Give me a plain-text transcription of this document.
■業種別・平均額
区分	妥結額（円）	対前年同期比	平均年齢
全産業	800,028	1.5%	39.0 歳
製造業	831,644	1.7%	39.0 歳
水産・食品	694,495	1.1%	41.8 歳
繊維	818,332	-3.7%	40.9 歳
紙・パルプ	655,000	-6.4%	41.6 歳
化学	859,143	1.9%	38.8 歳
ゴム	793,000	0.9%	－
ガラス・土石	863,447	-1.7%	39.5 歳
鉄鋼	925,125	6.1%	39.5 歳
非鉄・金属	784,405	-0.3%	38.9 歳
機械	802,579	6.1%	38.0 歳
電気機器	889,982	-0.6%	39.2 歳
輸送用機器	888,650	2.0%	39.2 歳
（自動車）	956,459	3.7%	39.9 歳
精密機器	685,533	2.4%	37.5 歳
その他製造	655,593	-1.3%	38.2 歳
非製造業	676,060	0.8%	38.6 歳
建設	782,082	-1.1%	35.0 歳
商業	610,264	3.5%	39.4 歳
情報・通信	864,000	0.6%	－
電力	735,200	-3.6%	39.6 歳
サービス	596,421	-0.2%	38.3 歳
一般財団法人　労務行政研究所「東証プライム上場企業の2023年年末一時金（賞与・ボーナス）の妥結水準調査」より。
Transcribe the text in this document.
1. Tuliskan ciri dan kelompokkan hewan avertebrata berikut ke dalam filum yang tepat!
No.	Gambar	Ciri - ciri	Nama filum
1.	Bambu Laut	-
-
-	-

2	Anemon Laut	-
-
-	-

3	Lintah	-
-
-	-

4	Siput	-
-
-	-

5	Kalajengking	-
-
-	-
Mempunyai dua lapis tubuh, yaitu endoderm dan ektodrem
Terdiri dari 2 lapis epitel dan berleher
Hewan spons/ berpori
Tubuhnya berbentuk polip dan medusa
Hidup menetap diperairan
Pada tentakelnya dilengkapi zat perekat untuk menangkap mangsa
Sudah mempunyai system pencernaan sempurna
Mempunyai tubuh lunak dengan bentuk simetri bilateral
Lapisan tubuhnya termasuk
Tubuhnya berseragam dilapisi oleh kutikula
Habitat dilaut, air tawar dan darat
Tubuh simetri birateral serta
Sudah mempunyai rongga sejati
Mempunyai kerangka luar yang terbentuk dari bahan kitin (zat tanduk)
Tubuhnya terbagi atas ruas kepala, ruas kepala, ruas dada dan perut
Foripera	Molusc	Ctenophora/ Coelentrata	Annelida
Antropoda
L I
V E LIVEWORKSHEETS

——————————

### OBJECTIVE
Pull every line containing "text" out of the records.

### TASK SOLUTION
Give me a plain-text transcription of this document.
Transcribe the text in this document.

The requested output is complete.